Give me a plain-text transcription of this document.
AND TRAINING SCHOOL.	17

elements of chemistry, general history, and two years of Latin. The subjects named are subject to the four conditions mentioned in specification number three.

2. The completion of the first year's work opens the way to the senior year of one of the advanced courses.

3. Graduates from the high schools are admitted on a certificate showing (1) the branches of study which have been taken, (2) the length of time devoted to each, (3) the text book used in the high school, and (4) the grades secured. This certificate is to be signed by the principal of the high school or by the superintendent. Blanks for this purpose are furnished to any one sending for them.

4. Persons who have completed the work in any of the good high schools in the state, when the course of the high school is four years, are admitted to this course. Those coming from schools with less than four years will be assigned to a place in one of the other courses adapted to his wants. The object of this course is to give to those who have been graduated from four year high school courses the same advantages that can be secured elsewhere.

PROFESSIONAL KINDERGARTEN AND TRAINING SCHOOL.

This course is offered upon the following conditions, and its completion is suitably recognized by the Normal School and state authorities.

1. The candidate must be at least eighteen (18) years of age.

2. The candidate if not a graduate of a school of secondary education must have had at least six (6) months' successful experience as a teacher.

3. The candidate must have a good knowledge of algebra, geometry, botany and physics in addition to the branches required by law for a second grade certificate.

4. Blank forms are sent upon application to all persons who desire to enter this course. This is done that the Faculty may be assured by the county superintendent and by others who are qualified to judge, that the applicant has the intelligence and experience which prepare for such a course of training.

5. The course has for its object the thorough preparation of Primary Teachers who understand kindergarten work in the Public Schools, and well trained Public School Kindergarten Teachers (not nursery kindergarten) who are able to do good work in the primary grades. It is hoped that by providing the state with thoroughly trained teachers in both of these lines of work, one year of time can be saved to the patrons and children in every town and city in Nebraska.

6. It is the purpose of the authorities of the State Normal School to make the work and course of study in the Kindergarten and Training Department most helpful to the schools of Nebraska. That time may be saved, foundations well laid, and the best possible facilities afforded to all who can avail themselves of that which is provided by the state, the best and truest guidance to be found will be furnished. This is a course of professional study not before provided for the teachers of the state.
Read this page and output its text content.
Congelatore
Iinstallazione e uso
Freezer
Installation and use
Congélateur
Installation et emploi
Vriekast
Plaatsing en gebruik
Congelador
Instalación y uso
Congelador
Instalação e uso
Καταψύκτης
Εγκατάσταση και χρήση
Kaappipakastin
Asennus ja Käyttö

----------

- _WRITTEN EXERCISE_: In the listing above, find each line with the word "candidate" and copy it.

- _ANSWER FOR THIS EXERCISE_:
1. The candidate must be at least eighteen (18) years of age.
2. The candidate if not a graduate of a school of secondary education must have had at least six (6) months' successful experience as a teacher.
3. The candidate must have a good knowledge of algebra, geometry, botany and physics in addition to the branches required by law for a second grade certificate.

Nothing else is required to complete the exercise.